- _What the task asks_: Where a line holds the string "Barcelona", return that line.

- _Input data_:
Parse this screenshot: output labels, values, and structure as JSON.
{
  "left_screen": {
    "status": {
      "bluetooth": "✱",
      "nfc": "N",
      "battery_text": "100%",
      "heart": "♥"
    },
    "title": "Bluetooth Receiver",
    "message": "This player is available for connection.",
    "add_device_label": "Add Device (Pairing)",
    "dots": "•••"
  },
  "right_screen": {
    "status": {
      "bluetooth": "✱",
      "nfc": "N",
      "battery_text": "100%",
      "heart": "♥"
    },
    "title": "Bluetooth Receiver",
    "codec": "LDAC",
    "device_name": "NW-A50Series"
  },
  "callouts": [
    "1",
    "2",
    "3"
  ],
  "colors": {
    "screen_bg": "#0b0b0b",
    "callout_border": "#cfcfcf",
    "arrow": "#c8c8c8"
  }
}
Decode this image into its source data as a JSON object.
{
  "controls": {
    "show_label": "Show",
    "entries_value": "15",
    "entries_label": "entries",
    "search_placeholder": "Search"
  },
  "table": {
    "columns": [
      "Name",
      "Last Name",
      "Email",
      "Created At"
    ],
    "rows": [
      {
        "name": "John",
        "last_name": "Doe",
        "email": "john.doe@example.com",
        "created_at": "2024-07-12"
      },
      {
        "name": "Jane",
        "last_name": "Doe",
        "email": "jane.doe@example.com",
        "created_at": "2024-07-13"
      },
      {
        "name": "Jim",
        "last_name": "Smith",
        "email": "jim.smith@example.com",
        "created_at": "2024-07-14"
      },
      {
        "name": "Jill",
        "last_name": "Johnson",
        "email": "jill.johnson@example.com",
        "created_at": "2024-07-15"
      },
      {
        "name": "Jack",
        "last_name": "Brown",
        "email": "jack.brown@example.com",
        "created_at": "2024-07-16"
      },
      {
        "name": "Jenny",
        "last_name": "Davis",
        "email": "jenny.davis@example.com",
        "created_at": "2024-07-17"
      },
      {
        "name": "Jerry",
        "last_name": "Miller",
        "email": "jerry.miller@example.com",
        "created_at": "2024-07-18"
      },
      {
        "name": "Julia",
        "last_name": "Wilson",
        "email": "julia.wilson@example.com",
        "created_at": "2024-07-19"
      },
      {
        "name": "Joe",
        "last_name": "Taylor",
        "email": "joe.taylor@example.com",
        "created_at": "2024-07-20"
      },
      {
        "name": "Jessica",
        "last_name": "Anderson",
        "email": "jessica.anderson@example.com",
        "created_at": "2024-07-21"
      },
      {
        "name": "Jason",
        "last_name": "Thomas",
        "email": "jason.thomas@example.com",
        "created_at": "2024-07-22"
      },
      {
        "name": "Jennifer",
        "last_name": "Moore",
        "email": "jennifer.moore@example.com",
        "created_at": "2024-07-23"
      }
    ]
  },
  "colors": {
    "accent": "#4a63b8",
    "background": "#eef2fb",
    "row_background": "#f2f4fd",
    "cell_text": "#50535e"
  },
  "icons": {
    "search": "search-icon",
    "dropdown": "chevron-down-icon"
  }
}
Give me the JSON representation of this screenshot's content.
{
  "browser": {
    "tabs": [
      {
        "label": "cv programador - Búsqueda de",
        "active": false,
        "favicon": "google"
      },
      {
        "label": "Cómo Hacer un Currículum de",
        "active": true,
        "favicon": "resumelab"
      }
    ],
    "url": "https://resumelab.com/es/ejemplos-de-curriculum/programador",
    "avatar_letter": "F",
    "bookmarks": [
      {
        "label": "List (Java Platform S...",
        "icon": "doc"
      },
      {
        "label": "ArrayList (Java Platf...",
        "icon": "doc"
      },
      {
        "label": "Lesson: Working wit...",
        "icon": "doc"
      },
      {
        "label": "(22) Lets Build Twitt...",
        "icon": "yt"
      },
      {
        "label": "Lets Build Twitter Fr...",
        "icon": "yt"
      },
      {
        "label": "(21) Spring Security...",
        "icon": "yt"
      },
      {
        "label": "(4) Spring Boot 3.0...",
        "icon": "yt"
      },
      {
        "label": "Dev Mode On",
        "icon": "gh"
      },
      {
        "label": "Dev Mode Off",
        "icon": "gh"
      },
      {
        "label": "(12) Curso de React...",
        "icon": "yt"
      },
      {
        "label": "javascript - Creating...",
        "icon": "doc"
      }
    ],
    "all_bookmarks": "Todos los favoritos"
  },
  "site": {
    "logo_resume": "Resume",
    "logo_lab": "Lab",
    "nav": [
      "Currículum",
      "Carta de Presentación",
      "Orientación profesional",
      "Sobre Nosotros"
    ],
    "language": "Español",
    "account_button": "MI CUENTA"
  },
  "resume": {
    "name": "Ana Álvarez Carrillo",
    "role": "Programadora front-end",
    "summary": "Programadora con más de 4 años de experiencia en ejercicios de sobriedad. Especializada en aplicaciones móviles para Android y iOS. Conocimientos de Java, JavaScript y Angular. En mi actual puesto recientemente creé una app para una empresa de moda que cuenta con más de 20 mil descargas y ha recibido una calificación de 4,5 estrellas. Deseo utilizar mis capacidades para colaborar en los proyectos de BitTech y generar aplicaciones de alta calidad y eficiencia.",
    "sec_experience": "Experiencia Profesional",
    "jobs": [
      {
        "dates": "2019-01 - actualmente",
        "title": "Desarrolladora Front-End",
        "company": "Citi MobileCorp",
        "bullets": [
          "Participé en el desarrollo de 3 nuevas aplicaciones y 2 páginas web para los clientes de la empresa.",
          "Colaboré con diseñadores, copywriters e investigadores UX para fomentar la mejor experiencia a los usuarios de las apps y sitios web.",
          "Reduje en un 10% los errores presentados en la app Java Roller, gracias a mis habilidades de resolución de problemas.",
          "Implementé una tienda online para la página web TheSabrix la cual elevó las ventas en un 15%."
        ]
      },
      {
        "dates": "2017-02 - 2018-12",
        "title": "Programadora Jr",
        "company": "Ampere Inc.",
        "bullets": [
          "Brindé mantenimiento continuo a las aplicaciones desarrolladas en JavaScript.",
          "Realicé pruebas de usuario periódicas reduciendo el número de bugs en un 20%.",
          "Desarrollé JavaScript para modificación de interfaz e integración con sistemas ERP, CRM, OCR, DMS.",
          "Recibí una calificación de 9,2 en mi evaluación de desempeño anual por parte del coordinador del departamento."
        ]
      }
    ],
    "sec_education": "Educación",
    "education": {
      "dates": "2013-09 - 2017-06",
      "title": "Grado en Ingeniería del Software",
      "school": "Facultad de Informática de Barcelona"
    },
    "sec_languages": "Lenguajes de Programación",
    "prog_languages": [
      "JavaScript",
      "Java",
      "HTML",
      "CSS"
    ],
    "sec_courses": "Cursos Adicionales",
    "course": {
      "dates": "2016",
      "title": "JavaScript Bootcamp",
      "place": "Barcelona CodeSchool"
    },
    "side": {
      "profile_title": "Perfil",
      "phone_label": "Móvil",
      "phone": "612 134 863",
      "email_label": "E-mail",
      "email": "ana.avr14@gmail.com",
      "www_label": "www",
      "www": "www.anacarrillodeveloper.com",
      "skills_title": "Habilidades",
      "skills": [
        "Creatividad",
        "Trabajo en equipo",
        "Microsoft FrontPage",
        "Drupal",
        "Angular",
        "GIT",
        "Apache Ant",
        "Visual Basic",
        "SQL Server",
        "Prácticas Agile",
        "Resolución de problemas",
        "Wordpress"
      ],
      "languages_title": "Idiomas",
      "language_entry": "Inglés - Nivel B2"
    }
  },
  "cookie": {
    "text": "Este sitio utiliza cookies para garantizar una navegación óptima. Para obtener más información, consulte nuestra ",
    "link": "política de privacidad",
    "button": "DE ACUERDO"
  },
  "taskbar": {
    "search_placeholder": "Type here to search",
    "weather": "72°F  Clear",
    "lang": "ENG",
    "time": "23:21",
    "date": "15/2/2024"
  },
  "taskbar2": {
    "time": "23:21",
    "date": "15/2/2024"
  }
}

- _Full output_:
      "school": "Facultad de Informática de Barcelona"
      "place": "Barcelona CodeSchool"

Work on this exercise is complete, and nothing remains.